List all lines in the material below that contain "forme".
======== Material for this exercise ========
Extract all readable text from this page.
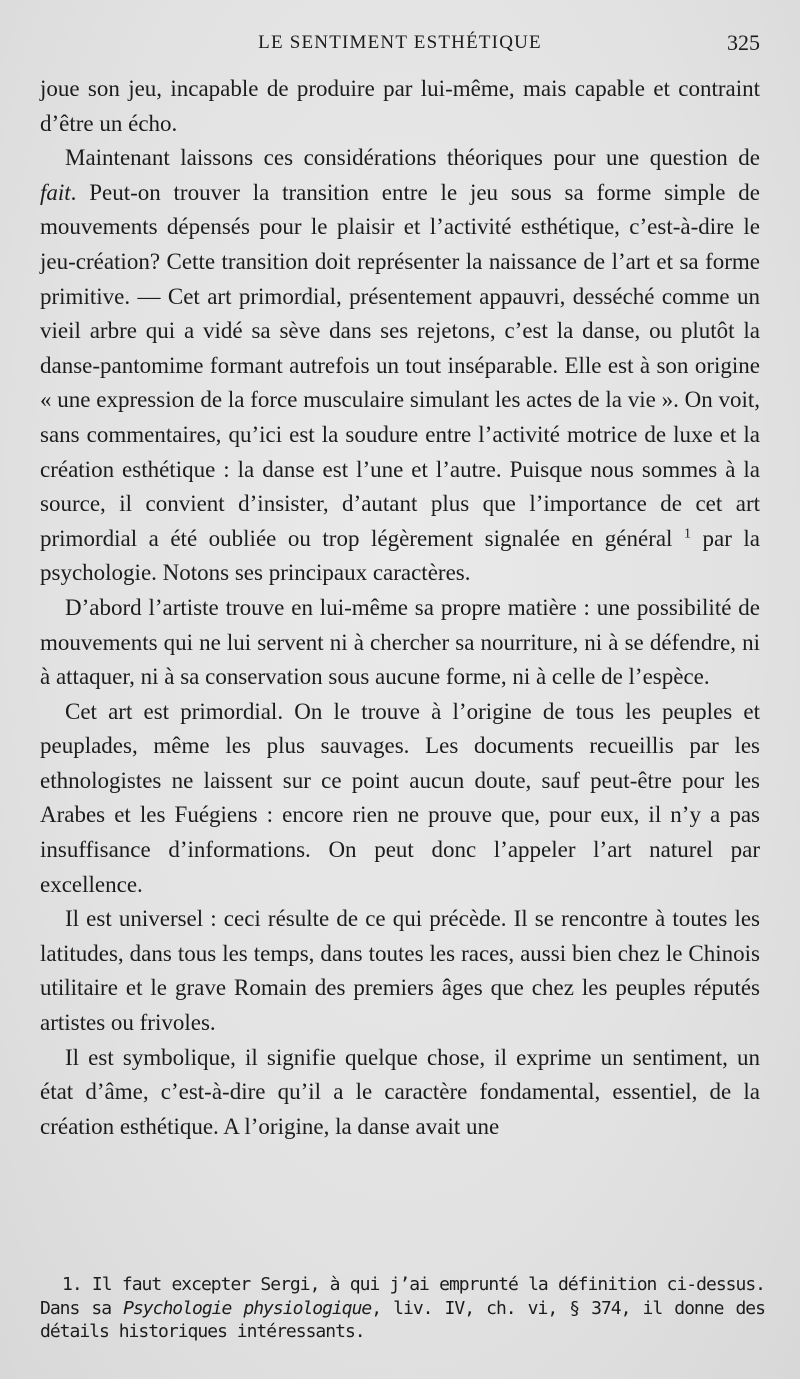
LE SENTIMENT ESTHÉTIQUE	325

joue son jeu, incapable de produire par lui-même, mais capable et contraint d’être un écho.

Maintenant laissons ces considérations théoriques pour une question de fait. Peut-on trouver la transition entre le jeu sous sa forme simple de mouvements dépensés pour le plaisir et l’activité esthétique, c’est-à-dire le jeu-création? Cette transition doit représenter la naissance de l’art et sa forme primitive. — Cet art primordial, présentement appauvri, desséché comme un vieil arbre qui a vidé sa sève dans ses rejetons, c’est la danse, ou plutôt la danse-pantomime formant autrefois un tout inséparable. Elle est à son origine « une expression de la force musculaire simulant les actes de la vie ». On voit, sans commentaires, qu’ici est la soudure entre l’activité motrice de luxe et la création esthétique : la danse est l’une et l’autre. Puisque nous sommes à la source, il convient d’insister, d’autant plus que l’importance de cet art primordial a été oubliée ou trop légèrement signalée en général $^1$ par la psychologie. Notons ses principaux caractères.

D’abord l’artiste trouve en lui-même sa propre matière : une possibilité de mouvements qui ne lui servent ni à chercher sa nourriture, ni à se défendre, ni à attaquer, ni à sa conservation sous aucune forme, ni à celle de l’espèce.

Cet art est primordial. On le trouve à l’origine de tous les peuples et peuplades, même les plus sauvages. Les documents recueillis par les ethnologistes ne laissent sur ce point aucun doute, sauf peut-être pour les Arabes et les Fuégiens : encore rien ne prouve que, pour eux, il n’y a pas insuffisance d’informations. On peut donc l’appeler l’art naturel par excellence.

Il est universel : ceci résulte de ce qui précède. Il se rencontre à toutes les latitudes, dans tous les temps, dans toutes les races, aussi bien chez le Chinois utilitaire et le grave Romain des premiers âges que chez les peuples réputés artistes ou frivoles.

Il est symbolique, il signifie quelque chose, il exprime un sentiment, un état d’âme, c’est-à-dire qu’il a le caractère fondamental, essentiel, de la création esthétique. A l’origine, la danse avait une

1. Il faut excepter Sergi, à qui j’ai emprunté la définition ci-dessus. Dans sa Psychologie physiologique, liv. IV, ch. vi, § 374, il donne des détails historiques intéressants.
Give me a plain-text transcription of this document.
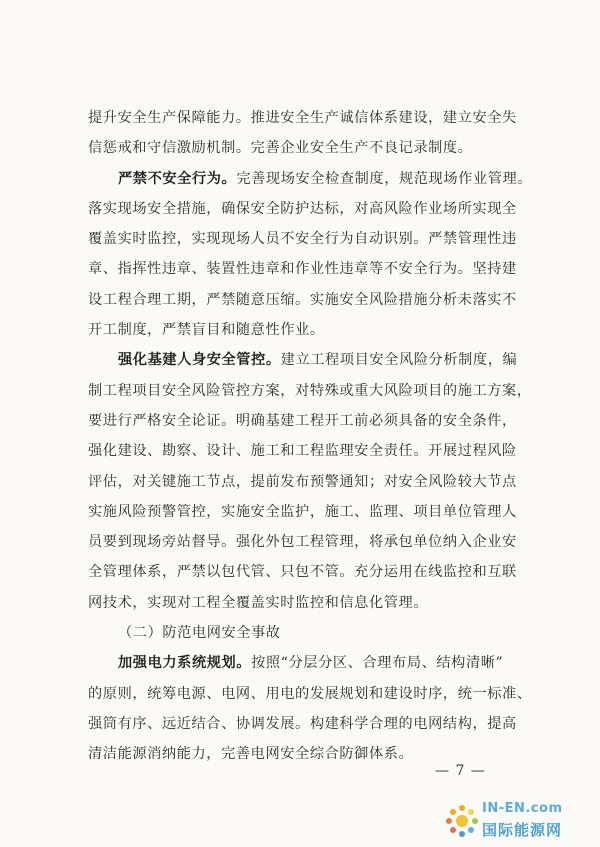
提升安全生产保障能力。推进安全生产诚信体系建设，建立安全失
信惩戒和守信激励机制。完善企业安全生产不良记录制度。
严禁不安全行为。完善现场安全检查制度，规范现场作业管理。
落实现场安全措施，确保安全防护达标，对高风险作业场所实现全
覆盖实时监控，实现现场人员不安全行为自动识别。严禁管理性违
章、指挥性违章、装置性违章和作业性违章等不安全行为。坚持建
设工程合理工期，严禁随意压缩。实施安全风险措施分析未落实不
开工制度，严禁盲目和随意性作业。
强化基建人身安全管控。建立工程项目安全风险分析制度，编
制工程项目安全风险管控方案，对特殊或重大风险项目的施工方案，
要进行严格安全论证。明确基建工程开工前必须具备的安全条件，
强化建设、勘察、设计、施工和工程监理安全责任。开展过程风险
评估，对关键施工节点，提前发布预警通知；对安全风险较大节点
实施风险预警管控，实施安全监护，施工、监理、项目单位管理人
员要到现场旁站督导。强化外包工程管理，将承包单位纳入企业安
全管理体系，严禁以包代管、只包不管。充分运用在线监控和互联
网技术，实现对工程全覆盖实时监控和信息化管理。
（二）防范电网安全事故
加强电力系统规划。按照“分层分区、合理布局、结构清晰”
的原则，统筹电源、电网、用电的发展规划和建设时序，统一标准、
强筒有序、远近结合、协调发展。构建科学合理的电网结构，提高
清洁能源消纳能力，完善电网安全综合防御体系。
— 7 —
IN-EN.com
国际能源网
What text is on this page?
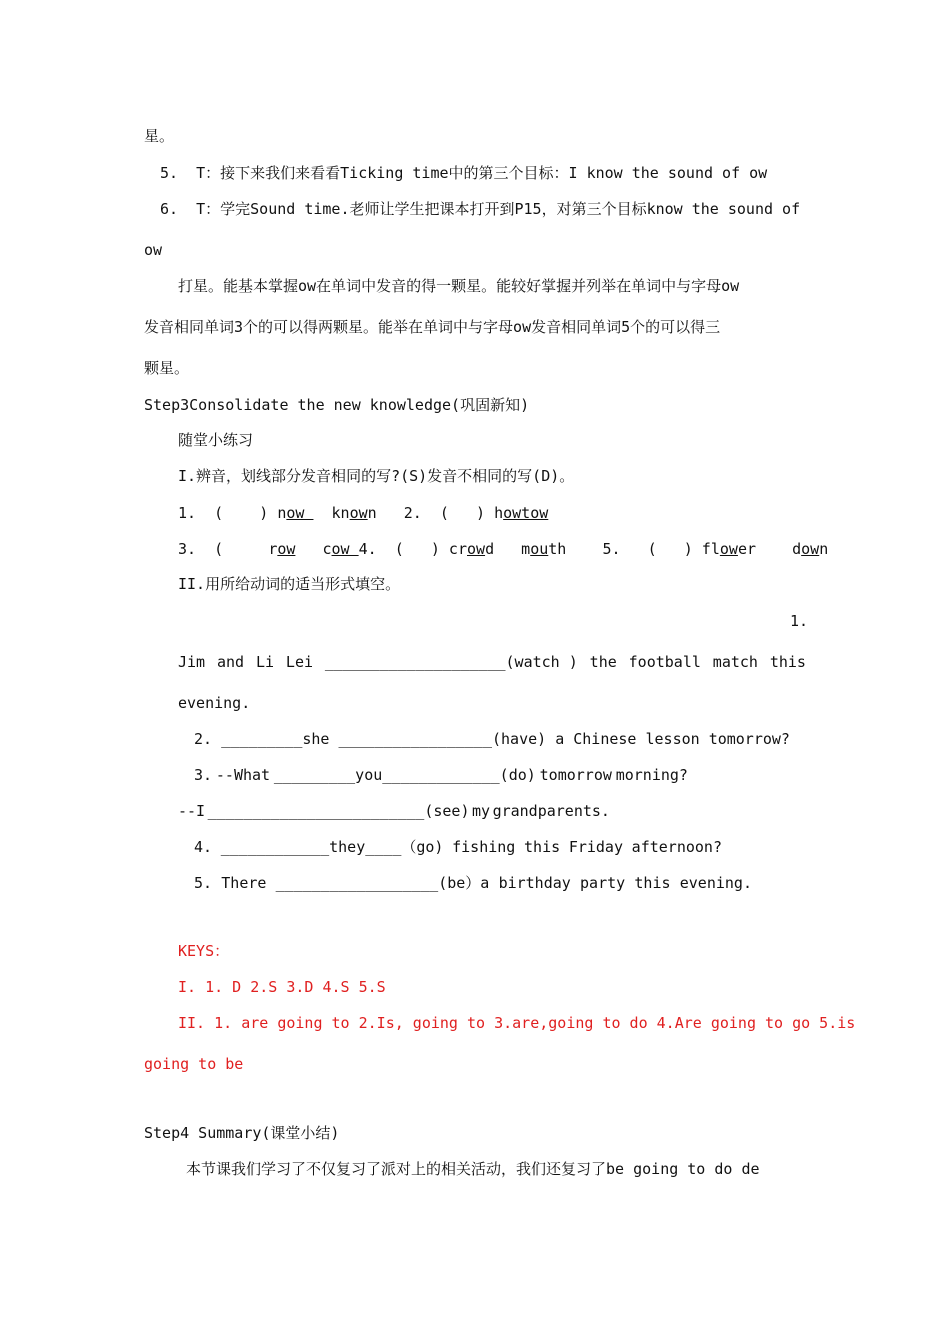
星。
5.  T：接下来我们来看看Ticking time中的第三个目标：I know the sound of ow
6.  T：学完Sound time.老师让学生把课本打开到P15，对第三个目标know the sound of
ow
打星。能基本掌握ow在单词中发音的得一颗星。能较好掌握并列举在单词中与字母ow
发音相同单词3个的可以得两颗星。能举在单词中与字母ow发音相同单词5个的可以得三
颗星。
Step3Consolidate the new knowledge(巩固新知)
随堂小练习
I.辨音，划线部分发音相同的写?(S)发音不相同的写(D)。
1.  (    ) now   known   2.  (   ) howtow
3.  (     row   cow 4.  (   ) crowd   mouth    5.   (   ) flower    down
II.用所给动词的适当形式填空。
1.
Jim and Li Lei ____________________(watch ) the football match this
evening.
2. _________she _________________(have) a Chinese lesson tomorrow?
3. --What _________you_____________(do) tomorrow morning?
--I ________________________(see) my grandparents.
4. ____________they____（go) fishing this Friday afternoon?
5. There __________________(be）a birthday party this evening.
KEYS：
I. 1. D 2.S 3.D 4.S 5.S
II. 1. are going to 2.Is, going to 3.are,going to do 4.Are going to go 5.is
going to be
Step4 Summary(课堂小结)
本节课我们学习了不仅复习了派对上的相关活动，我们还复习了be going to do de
========
Task output:
Maintenant laissons ces considérations théoriques pour une question de fait. Peut-on trouver la transition entre le jeu sous sa forme simple de mouvements dépensés pour le plaisir et l’activité esthétique, c’est-à-dire le jeu-création? Cette transition doit représenter la naissance de l’art et sa forme primitive. — Cet art primordial, présentement appauvri, desséché comme un vieil arbre qui a vidé sa sève dans ses rejetons, c’est la danse, ou plutôt la danse-pantomime formant autrefois un tout inséparable. Elle est à son origine « une expression de la force musculaire simulant les actes de la vie ». On voit, sans commentaires, qu’ici est la soudure entre l’activité motrice de luxe et la création esthétique : la danse est l’une et l’autre. Puisque nous sommes à la source, il convient d’insister, d’autant plus que l’importance de cet art primordial a été oubliée ou trop légèrement signalée en général $^1$ par la psychologie. Notons ses principaux caractères.
D’abord l’artiste trouve en lui-même sa propre matière : une possibilité de mouvements qui ne lui servent ni à chercher sa nourriture, ni à se défendre, ni à attaquer, ni à sa conservation sous aucune forme, ni à celle de l’espèce.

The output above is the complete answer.